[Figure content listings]
#####

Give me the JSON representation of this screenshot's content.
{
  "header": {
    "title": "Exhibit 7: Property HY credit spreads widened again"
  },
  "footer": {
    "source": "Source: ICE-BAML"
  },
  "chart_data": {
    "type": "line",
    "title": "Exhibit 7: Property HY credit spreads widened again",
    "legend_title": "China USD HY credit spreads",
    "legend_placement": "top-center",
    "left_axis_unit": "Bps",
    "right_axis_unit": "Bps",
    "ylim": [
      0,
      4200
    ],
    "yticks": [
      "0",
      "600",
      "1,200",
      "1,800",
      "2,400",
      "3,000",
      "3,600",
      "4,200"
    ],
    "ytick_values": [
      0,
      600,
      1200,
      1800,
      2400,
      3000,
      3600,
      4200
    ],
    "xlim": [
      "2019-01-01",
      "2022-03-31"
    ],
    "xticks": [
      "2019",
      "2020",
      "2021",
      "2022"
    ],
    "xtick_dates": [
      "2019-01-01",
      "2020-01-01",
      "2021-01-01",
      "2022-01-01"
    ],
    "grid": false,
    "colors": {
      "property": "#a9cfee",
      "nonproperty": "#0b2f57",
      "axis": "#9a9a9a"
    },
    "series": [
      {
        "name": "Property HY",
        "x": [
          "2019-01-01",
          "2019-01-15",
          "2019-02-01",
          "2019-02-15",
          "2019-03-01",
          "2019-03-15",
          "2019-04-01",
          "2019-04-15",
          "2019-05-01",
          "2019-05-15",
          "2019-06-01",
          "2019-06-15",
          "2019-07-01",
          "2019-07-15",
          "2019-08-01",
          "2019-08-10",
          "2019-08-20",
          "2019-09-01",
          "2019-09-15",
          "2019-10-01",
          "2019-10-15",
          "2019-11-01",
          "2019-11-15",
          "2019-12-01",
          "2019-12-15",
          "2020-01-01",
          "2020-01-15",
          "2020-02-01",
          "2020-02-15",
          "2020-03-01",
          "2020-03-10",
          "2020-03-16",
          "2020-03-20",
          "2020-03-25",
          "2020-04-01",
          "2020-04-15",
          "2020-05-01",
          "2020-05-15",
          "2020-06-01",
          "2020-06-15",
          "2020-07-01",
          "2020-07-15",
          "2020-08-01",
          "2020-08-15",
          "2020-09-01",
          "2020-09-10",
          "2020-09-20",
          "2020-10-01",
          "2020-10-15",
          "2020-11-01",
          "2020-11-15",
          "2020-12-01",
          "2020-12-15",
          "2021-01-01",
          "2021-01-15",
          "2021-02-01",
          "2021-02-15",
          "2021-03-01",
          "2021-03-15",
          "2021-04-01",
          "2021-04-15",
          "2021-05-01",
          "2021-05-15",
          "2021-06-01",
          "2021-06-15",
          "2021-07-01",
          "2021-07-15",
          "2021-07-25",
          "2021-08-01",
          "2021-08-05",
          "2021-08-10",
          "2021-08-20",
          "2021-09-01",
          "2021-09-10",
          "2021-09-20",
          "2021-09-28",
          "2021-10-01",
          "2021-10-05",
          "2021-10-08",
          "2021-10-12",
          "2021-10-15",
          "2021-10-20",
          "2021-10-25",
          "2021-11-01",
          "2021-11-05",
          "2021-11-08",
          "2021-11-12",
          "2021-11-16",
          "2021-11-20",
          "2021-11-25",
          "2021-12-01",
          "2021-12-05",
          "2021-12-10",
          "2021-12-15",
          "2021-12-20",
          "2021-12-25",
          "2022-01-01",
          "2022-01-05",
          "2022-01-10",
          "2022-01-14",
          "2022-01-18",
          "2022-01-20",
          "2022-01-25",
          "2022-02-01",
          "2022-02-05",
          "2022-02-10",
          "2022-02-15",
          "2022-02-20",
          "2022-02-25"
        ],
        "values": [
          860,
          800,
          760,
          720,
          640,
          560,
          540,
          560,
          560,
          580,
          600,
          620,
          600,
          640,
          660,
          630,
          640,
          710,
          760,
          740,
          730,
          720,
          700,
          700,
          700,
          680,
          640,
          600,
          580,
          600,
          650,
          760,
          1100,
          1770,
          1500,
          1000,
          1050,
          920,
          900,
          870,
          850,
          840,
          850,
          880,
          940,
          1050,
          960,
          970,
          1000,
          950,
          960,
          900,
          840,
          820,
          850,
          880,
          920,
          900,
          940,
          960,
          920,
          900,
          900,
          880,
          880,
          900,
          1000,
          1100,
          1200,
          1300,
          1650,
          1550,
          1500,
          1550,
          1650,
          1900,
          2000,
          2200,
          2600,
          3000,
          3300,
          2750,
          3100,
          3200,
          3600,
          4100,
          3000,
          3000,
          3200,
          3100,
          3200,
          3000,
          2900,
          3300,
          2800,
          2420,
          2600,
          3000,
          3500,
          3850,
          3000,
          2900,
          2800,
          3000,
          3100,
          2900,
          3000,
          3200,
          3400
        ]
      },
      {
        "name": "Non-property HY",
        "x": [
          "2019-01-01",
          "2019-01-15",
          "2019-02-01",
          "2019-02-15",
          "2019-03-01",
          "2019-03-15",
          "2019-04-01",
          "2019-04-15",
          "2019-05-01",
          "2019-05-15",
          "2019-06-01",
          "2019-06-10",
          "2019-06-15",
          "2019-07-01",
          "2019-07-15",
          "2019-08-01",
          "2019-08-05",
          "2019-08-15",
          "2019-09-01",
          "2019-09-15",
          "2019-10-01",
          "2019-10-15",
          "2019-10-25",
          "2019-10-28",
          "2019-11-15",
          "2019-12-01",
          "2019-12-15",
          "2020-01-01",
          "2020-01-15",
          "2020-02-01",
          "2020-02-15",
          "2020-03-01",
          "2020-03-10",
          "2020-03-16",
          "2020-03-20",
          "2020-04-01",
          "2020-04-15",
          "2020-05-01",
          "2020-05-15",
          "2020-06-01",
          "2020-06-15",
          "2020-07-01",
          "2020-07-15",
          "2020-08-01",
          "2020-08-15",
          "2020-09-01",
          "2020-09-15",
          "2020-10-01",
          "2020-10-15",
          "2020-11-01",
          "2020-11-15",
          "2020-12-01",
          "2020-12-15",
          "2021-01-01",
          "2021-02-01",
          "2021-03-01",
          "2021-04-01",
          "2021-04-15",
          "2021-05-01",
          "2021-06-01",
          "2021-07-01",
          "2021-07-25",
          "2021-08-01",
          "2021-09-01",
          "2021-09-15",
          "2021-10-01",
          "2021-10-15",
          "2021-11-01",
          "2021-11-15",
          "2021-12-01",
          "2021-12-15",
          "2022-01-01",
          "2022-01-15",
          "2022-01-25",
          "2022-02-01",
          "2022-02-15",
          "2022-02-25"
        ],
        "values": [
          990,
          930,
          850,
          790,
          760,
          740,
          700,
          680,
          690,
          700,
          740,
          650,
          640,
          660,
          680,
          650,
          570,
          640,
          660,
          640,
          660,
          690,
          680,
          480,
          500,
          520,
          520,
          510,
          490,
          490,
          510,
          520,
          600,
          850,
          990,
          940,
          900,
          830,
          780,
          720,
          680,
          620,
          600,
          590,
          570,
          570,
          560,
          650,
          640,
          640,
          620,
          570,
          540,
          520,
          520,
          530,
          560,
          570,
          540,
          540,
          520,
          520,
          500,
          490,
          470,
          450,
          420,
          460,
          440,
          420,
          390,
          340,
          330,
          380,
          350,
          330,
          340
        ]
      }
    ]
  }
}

#####

Give only the number of lines that include the word "again".

2